* [Input records]:

......

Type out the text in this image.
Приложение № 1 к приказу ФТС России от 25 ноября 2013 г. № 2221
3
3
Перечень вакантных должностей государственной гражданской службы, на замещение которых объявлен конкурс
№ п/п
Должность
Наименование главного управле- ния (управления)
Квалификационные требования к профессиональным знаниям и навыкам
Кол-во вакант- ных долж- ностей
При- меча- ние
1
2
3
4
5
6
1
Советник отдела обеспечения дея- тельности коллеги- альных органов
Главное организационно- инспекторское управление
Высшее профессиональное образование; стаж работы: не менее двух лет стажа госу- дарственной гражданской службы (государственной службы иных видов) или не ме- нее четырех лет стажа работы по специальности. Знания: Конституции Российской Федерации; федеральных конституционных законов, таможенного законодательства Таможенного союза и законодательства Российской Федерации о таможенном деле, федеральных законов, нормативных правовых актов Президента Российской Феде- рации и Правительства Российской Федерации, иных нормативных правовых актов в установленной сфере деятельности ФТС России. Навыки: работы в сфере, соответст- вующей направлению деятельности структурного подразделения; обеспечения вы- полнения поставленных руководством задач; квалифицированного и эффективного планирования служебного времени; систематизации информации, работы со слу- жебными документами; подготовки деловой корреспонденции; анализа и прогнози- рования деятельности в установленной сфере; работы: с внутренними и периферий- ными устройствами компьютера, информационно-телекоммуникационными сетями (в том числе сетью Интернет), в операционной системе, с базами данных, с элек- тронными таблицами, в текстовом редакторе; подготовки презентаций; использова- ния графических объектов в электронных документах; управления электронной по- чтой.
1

......

Please quote the records above exactly, without skipping a line.

* [Final result]:
Type out the text in this image.
Приложение № 1 к приказу ФТС России от 25 ноября 2013 г. № 2221
3
3
Перечень вакантных должностей государственной гражданской службы, на замещение которых объявлен конкурс
№ п/п
Должность
Наименование главного управле- ния (управления)
Квалификационные требования к профессиональным знаниям и навыкам
Кол-во вакант- ных долж- ностей
При- меча- ние
1
2
3
4
5
6
1
Советник отдела обеспечения дея- тельности коллеги- альных органов
Главное организационно- инспекторское управление
Высшее профессиональное образование; стаж работы: не менее двух лет стажа госу- дарственной гражданской службы (государственной службы иных видов) или не ме- нее четырех лет стажа работы по специальности. Знания: Конституции Российской Федерации; федеральных конституционных законов, таможенного законодательства Таможенного союза и законодательства Российской Федерации о таможенном деле, федеральных законов, нормативных правовых актов Президента Российской Феде- рации и Правительства Российской Федерации, иных нормативных правовых актов в установленной сфере деятельности ФТС России. Навыки: работы в сфере, соответст- вующей направлению деятельности структурного подразделения; обеспечения вы- полнения поставленных руководством задач; квалифицированного и эффективного планирования служебного времени; систематизации информации, работы со слу- жебными документами; подготовки деловой корреспонденции; анализа и прогнози- рования деятельности в установленной сфере; работы: с внутренними и периферий- ными устройствами компьютера, информационно-телекоммуникационными сетями (в том числе сетью Интернет), в операционной системе, с базами данных, с элек- тронными таблицами, в текстовом редакторе; подготовки презентаций; использова- ния графических объектов в электронных документах; управления электронной по- чтой.
1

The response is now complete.